** Start **

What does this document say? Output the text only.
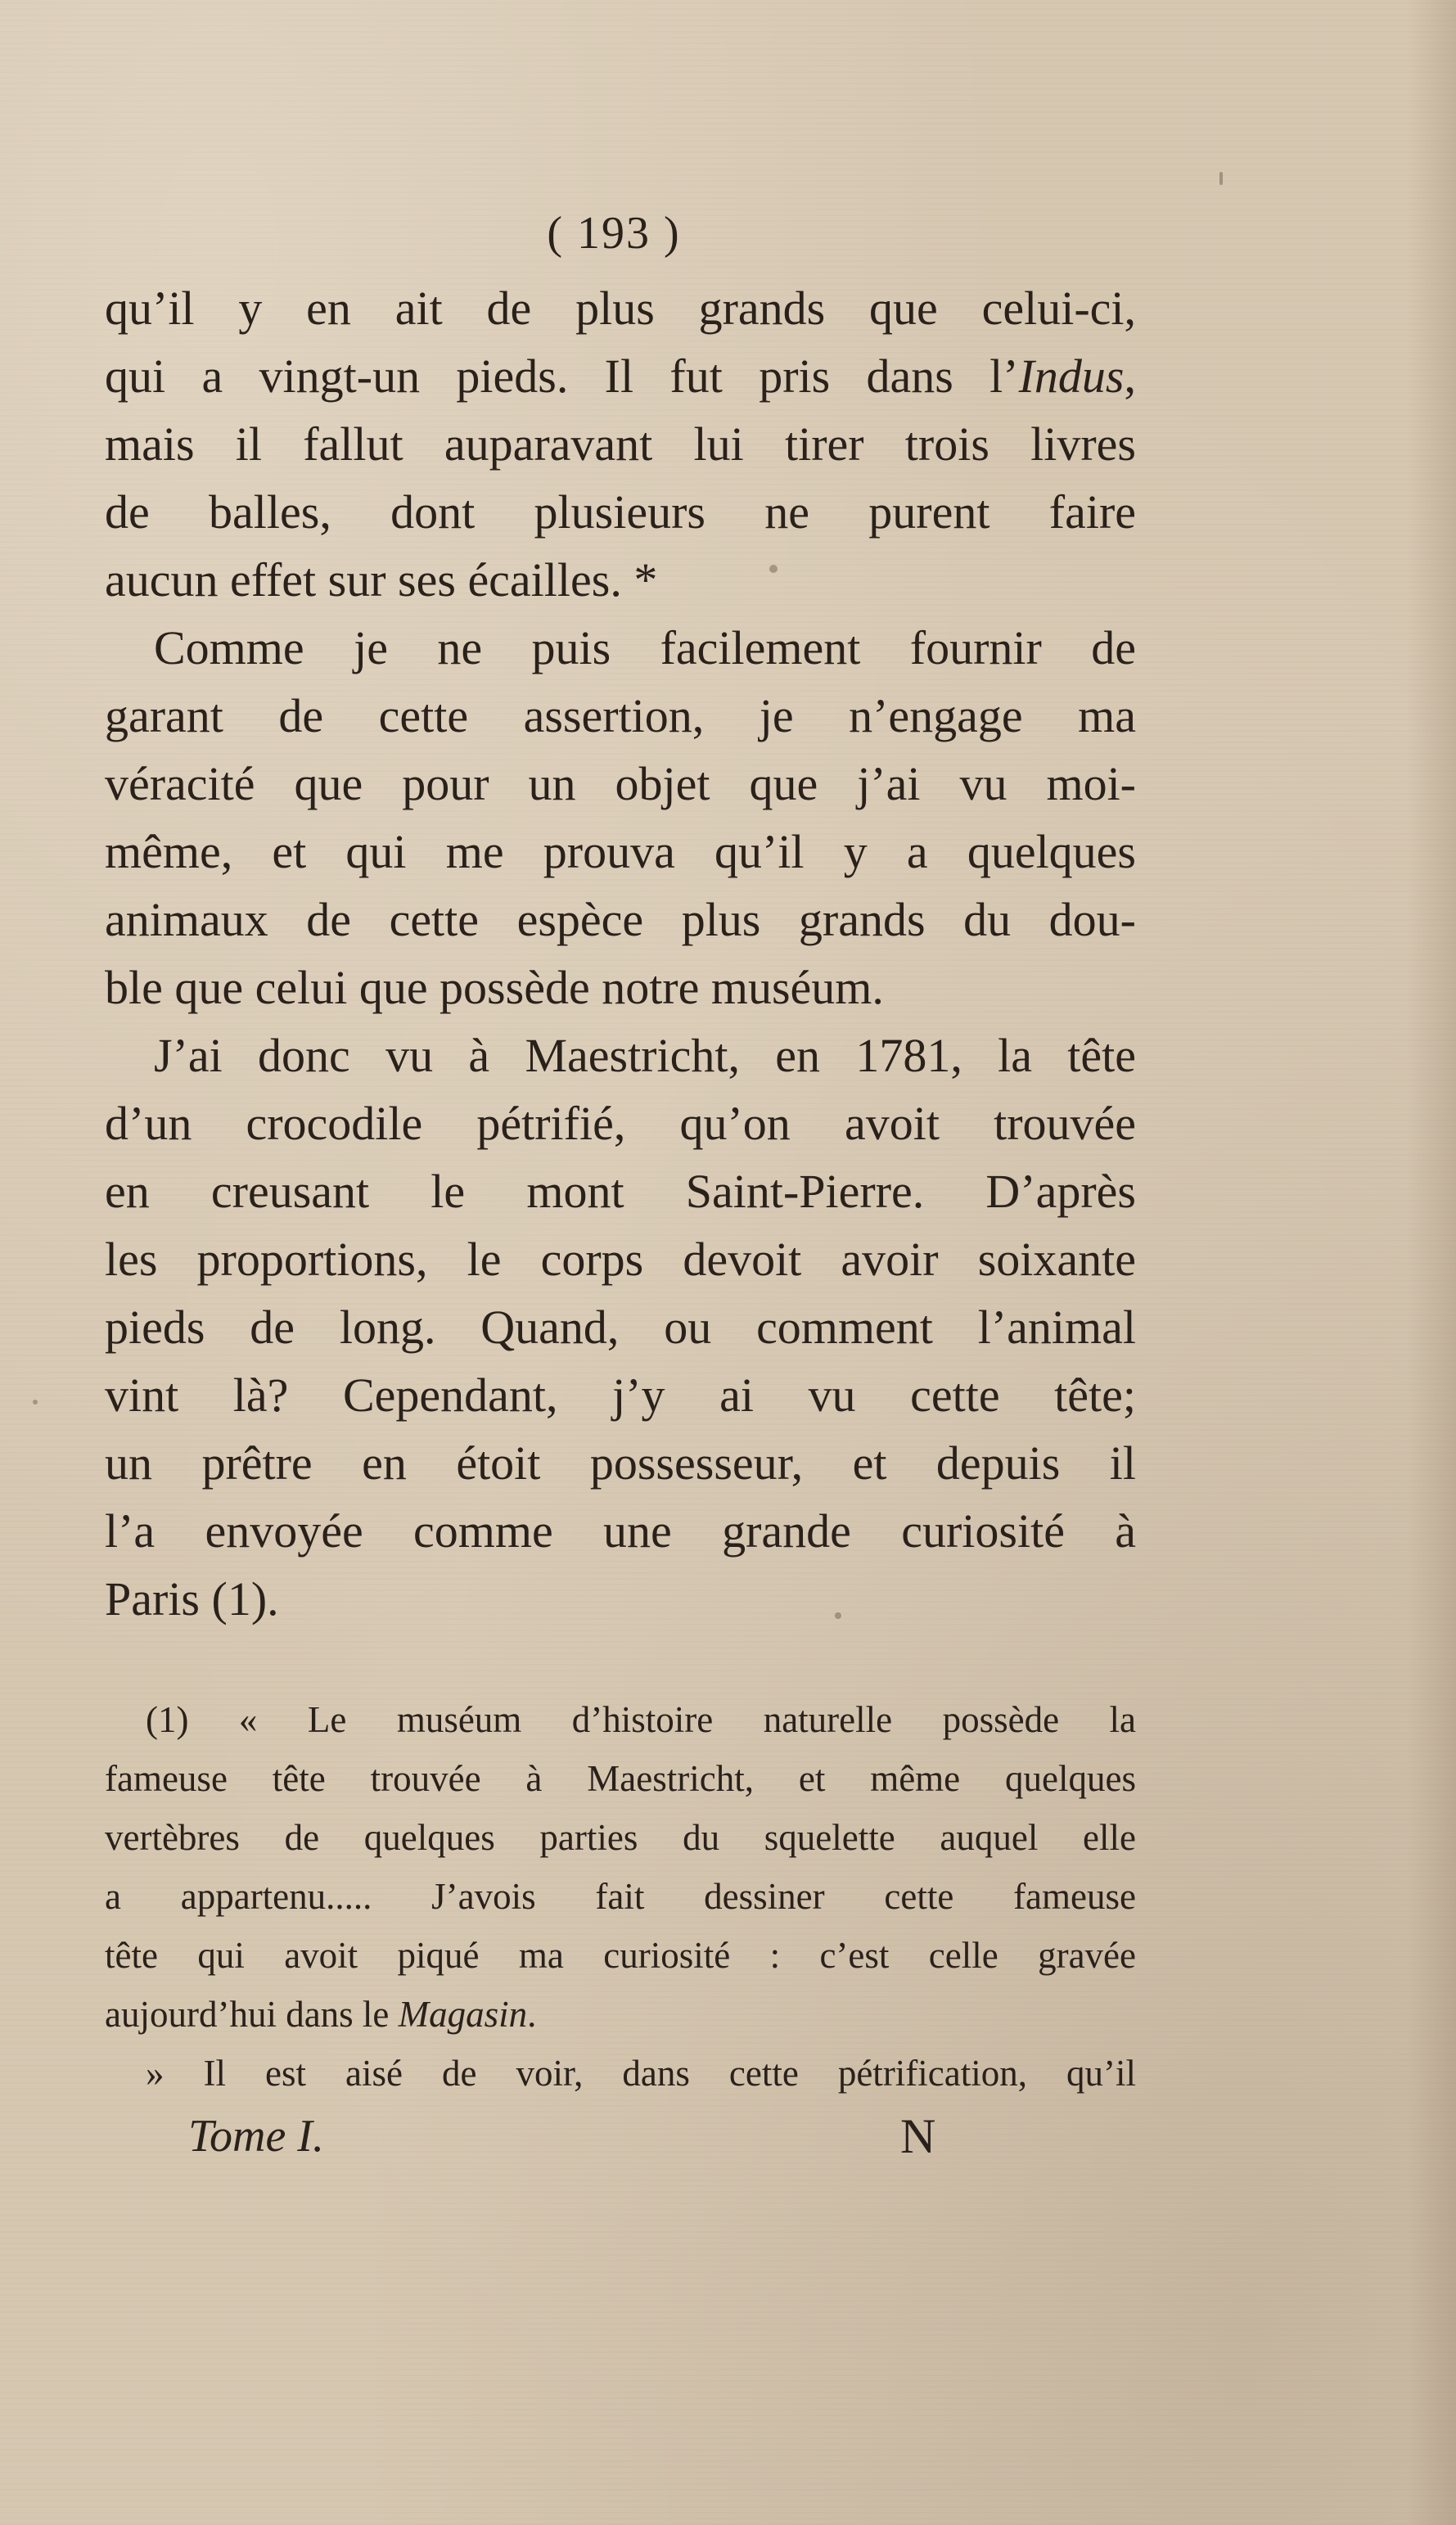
( 193 )

qu’il y en ait de plus grands que celui-ci,
qui a vingt-un pieds. Il fut pris dans l’Indus,
mais il fallut auparavant lui tirer trois livres
de balles, dont plusieurs ne purent faire
aucun effet sur ses écailles. *

Comme je ne puis facilement fournir de
garant de cette assertion, je n’engage ma
véracité que pour un objet que j’ai vu moi-
même, et qui me prouva qu’il y a quelques
animaux de cette espèce plus grands du dou-
ble que celui que possède notre muséum.

J’ai donc vu à Maestricht, en 1781, la tête
d’un crocodile pétrifié, qu’on avoit trouvée
en creusant le mont Saint-Pierre. D’après
les proportions, le corps devoit avoir soixante
pieds de long. Quand, ou comment l’animal
vint là? Cependant, j’y ai vu cette tête;
un prêtre en étoit possesseur, et depuis il
l’a envoyée comme une grande curiosité à
Paris (1).

(1) « Le muséum d’histoire naturelle possède la
fameuse tête trouvée à Maestricht, et même quelques
vertèbres de quelques parties du squelette auquel elle
a appartenu..... J’avois fait dessiner cette fameuse
tête qui avoit piqué ma curiosité : c’est celle gravée
aujourd’hui dans le Magasin.
» Il est aisé de voir, dans cette pétrification, qu’il
Tome I.	N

** End **

* **WORK TO BE COMPLETED**:
Leave out the pictures and output the rest of the material exactly as written.

* **RESULT OF THE EXERCISE**:
What does this document say? Output the text only.
( 193 )

qu’il y en ait de plus grands que celui-ci,
qui a vingt-un pieds. Il fut pris dans l’Indus,
mais il fallut auparavant lui tirer trois livres
de balles, dont plusieurs ne purent faire
aucun effet sur ses écailles. *

Comme je ne puis facilement fournir de
garant de cette assertion, je n’engage ma
véracité que pour un objet que j’ai vu moi-
même, et qui me prouva qu’il y a quelques
animaux de cette espèce plus grands du dou-
ble que celui que possède notre muséum.

J’ai donc vu à Maestricht, en 1781, la tête
d’un crocodile pétrifié, qu’on avoit trouvée
en creusant le mont Saint-Pierre. D’après
les proportions, le corps devoit avoir soixante
pieds de long. Quand, ou comment l’animal
vint là? Cependant, j’y ai vu cette tête;
un prêtre en étoit possesseur, et depuis il
l’a envoyée comme une grande curiosité à
Paris (1).

(1) « Le muséum d’histoire naturelle possède la
fameuse tête trouvée à Maestricht, et même quelques
vertèbres de quelques parties du squelette auquel elle
a appartenu..... J’avois fait dessiner cette fameuse
tête qui avoit piqué ma curiosité : c’est celle gravée
aujourd’hui dans le Magasin.
» Il est aisé de voir, dans cette pétrification, qu’il
Tome I.	N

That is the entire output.